## Short task
Records follow. Copy every line with "Distributions".

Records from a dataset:
+-------+

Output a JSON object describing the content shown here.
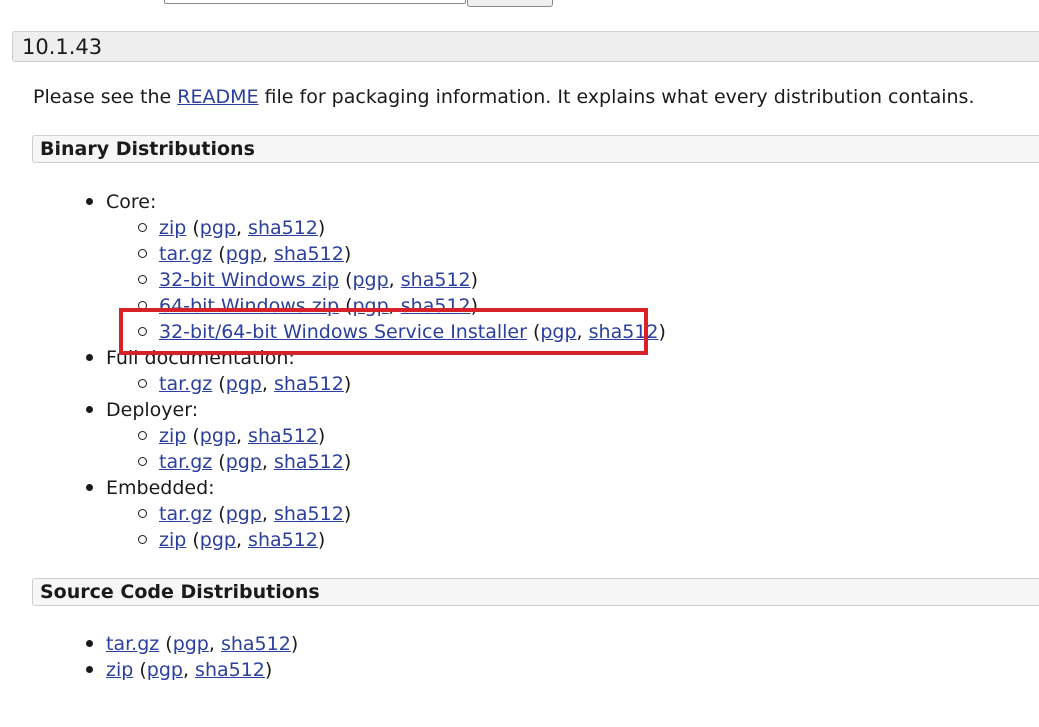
{
  "version": {
    "title": "10.1.43"
  },
  "intro": {
    "before": "Please see the ",
    "link": "README",
    "after": " file for packaging information. It explains what every distribution contains."
  },
  "binary": {
    "title": "Binary Distributions",
    "groups": [
      {
        "label": "Core:",
        "items": [
          {
            "name": "zip",
            "sig": "pgp",
            "hash": "sha512"
          },
          {
            "name": "tar.gz",
            "sig": "pgp",
            "hash": "sha512"
          },
          {
            "name": "32-bit Windows zip",
            "sig": "pgp",
            "hash": "sha512"
          },
          {
            "name": "64-bit Windows zip",
            "sig": "pgp",
            "hash": "sha512"
          },
          {
            "name": "32-bit/64-bit Windows Service Installer",
            "sig": "pgp",
            "hash": "sha512"
          }
        ]
      },
      {
        "label": "Full documentation:",
        "items": [
          {
            "name": "tar.gz",
            "sig": "pgp",
            "hash": "sha512"
          }
        ]
      },
      {
        "label": "Deployer:",
        "items": [
          {
            "name": "zip",
            "sig": "pgp",
            "hash": "sha512"
          },
          {
            "name": "tar.gz",
            "sig": "pgp",
            "hash": "sha512"
          }
        ]
      },
      {
        "label": "Embedded:",
        "items": [
          {
            "name": "tar.gz",
            "sig": "pgp",
            "hash": "sha512"
          },
          {
            "name": "zip",
            "sig": "pgp",
            "hash": "sha512"
          }
        ]
      }
    ]
  },
  "source": {
    "title": "Source Code Distributions",
    "items": [
      {
        "name": "tar.gz",
        "sig": "pgp",
        "hash": "sha512"
      },
      {
        "name": "zip",
        "sig": "pgp",
        "hash": "sha512"
      }
    ]
  },
  "punct": {
    "open": " (",
    "sep": ", ",
    "close": ")"
  },
  "colors": {
    "link": "#2a3f9e",
    "highlight": "#d8222a",
    "bar": "#eeeeee"
  }
}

+-------+

## Exercise result
    "title": "Binary Distributions",
    "title": "Source Code Distributions",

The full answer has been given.